In the text on Yemeni legal protections for personal freedom and privacy, when is the punishment for intruding into a person's private life more severe?

**Text excerpt**

>> START

101.The Code of Criminal Procedure also contains various provisions and legal rules which confirm these constitutional principles guaranteeing personal human freedoms, including the following articles. Article 111 stipulates that: “ Personal freedom is guaranteed and a citizen may not be accused of the commission of an offence or have his freedom restricted except by order of the competent authorities in accordance with this Code.” Article 12 stipulates that: “1.  Homes and places of worship are inviolable and may be placed under surveillance or searched only by substantiated order of the Department of Public Prosecutions, in accordance with this Code, when a person residing in the house to be searched has already been charged with the commission of an offence for which the minimum penalty is imprisonment, or with being an accomplice in the commission thereof, or if strong evidence exists to prove that he is in possession of items connected with the offence. In all cases, the search warrant must be substantiated.”

102.The freedom and confidentiality of communications by post, wire, wireless and all other media is guaranteed under the Constitution. They may not be placed under surveillance, searched, divulged, delayed or seized, except in the circumstances prescribed by law or by order of the Department of Public Prosecutions or the competent court.” Article 14 stipulates that:

“The inviolability of the private life of a citizen may not be breached in circumstances other than those permitted under this Code. The commission of any of the following acts shall be deemed to constitute a breach thereof:

“The interception, recording or transmission of conversations conducted in a private place or by telephone or any other type of apparatus;

“The use of any type of apparatus to take or transmit a picture of a person in a private place;

“The examination or seizure of letters, correspondence or telegrams.”

103.Article 15 stipulates that: “Restrictions shall not be placed on the freedom of assembly, movement, residence and passage of citizens except in accordance with the provisions of the law.” Article 16 stipulates that: “By way of derogation from the provisions of article 37, there shall be no abatement of the right for a criminal action to be heard concerning offences which undermine the freedom or dignity of citizens or which constitute an assault on the freedom of private life.”

Paragraph 2

104.The penal laws provide for the conviction and punishment of any person who obstructs the private and family affairs of the individual. Articles 246, 253, 255, 256 and 257 of the Penal Code (Act No. 12 of 1994) provide for the punishment of any person who violates these freedoms or intrudes in the private life of any individual. The punishment is more severe if the person who carries out such intrusion is a public servant.

105.Various cases involving these kinds of violations have been brought before the courts in Yemen, which handed down judgements providing redress for those having suffered intrusion into their private affairs.

>> END

**Information given**
>> START

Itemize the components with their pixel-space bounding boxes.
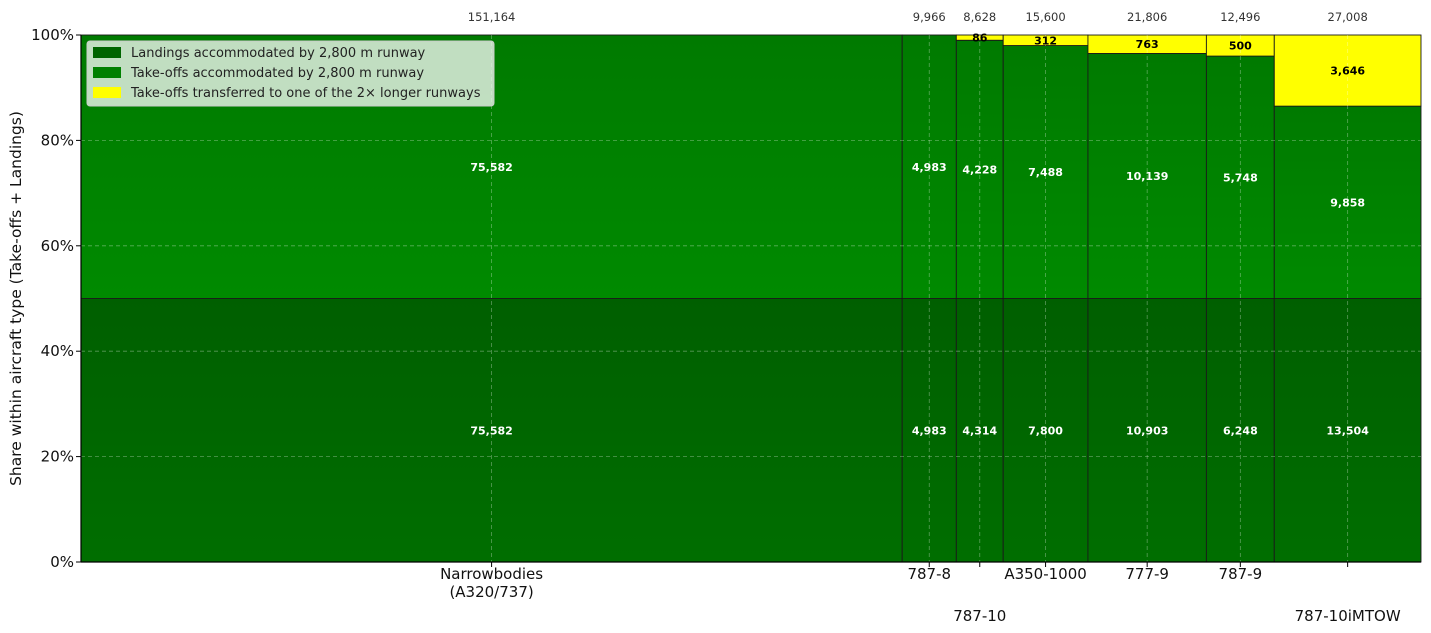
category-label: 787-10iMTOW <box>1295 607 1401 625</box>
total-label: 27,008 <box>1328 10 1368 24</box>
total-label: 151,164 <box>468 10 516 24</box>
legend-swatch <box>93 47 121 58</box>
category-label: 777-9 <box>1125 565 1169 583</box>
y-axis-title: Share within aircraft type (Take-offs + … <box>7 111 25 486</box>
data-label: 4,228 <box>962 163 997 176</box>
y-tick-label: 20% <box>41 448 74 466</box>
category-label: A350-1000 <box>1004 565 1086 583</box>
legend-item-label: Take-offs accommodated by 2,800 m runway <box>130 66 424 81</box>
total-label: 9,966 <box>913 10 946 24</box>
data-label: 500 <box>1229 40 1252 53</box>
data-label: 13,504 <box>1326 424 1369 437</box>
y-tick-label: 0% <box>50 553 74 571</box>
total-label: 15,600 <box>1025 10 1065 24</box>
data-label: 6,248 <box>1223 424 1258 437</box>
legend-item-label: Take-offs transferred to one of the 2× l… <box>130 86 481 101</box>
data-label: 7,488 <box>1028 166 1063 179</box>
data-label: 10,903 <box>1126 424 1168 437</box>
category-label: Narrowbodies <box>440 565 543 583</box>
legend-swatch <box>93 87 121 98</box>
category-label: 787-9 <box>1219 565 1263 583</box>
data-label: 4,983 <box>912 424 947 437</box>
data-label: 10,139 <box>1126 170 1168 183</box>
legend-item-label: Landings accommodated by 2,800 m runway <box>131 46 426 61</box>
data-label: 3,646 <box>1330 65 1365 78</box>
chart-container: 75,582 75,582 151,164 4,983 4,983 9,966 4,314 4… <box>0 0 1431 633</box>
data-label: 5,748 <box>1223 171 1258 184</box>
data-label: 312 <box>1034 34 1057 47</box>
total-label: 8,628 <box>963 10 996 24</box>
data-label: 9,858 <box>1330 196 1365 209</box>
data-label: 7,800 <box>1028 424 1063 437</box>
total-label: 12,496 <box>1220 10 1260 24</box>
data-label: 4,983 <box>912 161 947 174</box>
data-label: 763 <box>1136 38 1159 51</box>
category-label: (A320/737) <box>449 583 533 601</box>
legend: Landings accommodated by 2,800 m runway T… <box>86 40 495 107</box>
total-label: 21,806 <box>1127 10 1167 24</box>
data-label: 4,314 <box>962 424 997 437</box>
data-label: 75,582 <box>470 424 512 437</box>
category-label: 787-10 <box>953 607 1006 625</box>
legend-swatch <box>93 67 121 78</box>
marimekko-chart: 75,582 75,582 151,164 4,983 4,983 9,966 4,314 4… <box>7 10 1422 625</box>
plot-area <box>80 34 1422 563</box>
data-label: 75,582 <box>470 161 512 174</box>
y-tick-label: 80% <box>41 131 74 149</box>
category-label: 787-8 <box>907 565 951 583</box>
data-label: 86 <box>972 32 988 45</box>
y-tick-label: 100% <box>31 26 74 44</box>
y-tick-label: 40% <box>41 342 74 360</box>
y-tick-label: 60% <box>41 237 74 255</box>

>> END
>> START

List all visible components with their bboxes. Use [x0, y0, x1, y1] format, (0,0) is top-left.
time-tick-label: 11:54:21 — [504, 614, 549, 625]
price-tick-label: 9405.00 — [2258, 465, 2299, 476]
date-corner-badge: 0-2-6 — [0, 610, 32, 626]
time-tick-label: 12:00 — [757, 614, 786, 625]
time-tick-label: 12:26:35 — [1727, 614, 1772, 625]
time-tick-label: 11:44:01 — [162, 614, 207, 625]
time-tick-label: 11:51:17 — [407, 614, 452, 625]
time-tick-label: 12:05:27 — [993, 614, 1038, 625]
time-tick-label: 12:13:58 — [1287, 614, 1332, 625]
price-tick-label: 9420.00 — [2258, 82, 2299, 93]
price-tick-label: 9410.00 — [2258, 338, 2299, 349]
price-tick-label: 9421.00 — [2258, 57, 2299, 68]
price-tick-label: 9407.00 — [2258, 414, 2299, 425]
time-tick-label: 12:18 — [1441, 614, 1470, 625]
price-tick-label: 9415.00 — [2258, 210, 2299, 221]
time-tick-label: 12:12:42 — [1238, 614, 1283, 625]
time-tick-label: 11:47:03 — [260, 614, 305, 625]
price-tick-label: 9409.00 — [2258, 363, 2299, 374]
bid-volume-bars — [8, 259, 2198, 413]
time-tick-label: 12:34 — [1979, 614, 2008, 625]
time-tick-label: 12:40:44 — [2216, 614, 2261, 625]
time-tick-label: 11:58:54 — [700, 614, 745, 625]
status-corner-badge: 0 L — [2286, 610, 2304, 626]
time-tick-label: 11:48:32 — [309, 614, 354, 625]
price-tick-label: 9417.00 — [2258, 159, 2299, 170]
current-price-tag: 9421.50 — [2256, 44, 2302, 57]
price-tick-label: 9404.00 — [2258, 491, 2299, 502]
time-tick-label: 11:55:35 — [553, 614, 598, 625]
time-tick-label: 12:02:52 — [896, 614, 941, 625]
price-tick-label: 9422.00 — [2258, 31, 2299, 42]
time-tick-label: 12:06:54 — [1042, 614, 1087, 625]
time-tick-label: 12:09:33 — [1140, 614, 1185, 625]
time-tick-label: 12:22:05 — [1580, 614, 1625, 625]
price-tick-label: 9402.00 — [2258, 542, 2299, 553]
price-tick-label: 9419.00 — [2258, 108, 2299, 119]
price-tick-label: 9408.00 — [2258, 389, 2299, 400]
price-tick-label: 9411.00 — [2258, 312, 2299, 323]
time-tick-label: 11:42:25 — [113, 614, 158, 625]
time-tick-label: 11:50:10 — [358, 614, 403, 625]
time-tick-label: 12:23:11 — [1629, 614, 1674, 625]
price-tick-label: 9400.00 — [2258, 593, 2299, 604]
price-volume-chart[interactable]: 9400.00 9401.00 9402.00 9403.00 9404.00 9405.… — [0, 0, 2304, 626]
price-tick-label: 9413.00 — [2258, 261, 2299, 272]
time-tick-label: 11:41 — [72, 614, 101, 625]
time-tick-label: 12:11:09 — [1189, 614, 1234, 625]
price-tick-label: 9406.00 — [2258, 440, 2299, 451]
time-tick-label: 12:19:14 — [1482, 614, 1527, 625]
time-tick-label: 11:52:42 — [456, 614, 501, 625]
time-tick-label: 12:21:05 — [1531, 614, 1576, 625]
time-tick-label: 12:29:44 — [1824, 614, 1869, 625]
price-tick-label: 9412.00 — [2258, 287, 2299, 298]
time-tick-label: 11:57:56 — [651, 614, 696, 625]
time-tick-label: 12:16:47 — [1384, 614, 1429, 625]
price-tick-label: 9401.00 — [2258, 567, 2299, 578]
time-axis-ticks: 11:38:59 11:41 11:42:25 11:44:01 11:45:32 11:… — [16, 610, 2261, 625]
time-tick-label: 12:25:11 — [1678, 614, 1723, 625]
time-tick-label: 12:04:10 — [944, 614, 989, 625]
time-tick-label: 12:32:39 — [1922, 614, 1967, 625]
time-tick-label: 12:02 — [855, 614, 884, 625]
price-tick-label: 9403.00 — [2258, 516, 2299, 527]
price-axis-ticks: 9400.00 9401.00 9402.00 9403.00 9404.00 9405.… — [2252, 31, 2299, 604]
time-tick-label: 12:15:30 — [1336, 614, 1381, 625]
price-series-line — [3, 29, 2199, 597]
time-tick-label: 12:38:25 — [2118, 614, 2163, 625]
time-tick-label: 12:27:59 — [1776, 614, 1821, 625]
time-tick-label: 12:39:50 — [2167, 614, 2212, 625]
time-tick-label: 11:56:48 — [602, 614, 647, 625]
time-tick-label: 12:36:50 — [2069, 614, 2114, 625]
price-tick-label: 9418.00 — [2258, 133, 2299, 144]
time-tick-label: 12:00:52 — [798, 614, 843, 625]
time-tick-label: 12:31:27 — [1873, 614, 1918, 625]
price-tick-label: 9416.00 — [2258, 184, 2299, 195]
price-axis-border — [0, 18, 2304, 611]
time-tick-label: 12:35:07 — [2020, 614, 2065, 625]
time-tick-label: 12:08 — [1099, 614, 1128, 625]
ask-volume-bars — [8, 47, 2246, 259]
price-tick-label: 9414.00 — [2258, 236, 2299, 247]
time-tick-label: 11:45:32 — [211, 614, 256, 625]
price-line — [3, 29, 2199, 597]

>> END
>> START

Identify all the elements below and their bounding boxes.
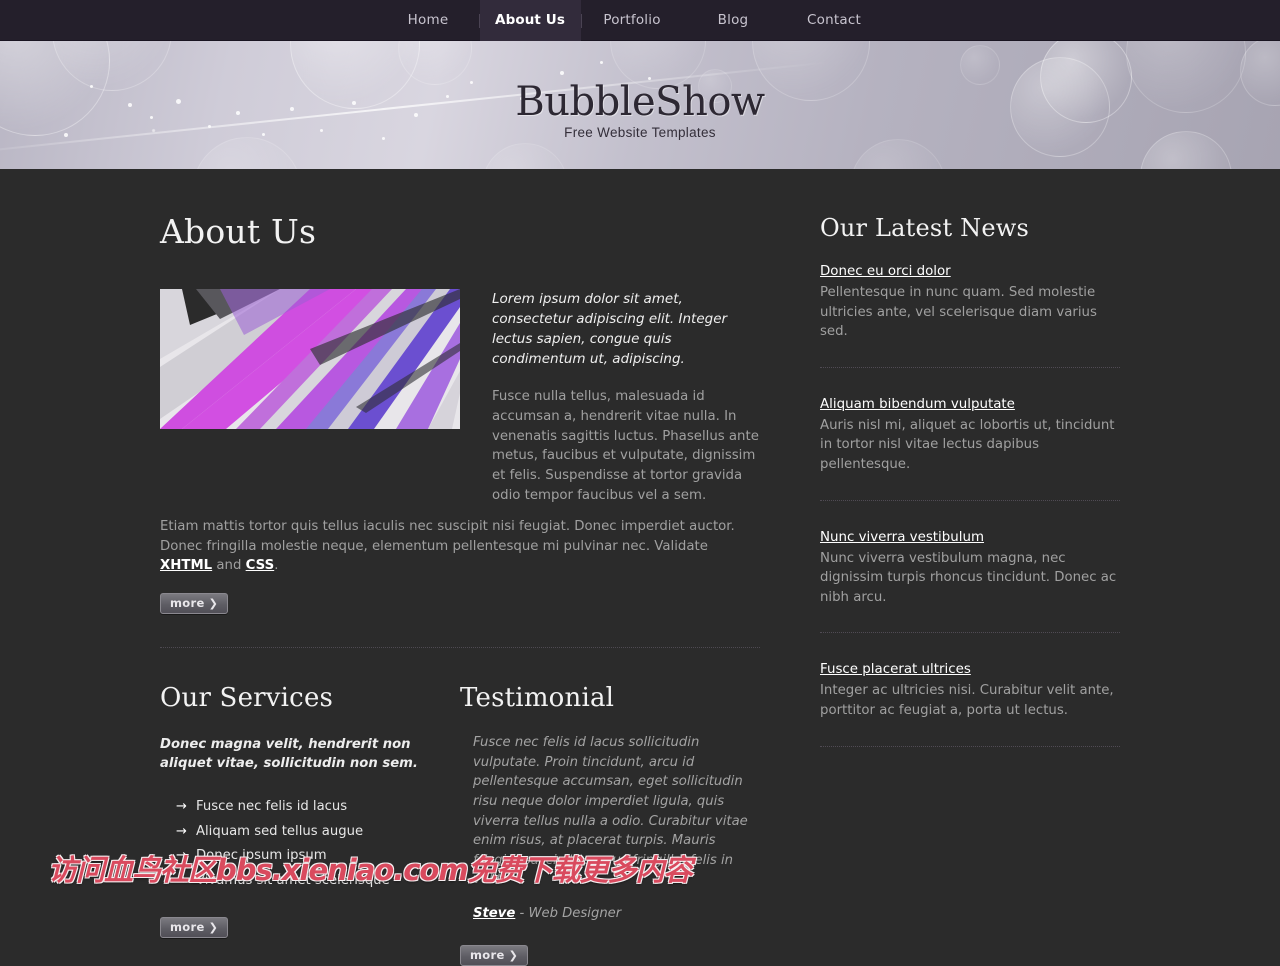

>> END

**Solution to this task**
When the person who carries out the intrusion is a public servant.